[Text extract]
===============

Summary of Diurnal Signal Noise QC¶

There is a common daily pattern that can be seen throughout tank level gauges: the tank level goes up during the day and back down at night. This pattern has a larger magnitude than normal signal noise, and the daily increase can easily be mistaken for precipitation. In some instances, the magnitude of the increase can be extreme. This section works to distinguish this common daily fluctuation from true precipitation by first identifying fluctuations, then removing precip during fluctuations, and finally prorating days with fluctuations by distributing the daily total tank change across the non-fluctuating time-steps.

What is Normal Signal Noise?¶

The tank reading is never completely flat; there is variability in each measurement. Just like if 2 people each measured the tank depth with a ruler 100 times, they wouldn’t get the same answer each time. It would depend on how close the tank level was to the line on the ruler: some times the person would think it was closer to 1 line, and some times closer to the other. Most of the time, the variation is within the precision of the sensor, bouncing back and forth around a mean that is flat.

===============

[Data]
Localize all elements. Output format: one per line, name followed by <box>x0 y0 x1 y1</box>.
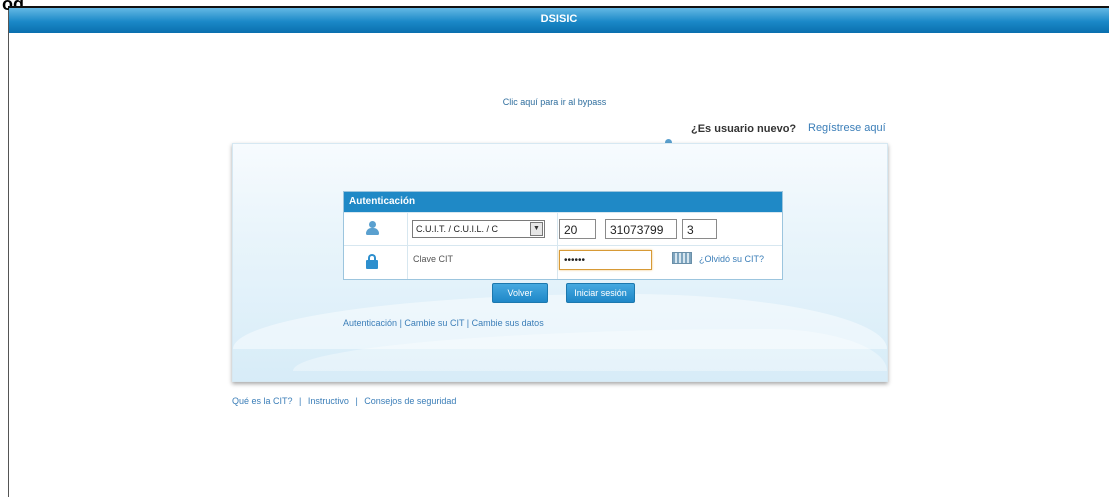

===============

[Exercise description] Keep writing the page on diurnal signal noise in tank level gauges, picking up right after its final sentence.

[Reply to the task]
A detailed analysis of normal signal bounce and sensor precision was performed in the report: Precipitation Sensor Replacement Plan: Coefficient Calculation and Assessment of Past and Future Sensor Accuracy.

And a detailed breakdown of sensor resolution is available in Resolution QA

[1]:

import pandas as pd
import matplotlib.pyplot as plt
from numpy import nan, arange

# Jupyter magic to make plots display interactive
# must install ipympl (Ipython-matplotlib) and nodejs
from ipywidgets.embed import embed_minimal_html

%matplotlib ipympl

# expand all plots to comfortable viewing size
plt.rcParams['figure.figsize'] = [8, 5]

import sys
sys.path.append("../../")
from post_gce_qc import qaqc, data_transfer, cross_probe_qc, main

[2]:

all_flags = main.main(2019, 2022, probes={'all_params'}, data_path='../../config_new.yaml', qa_params='../../qa_param.yaml')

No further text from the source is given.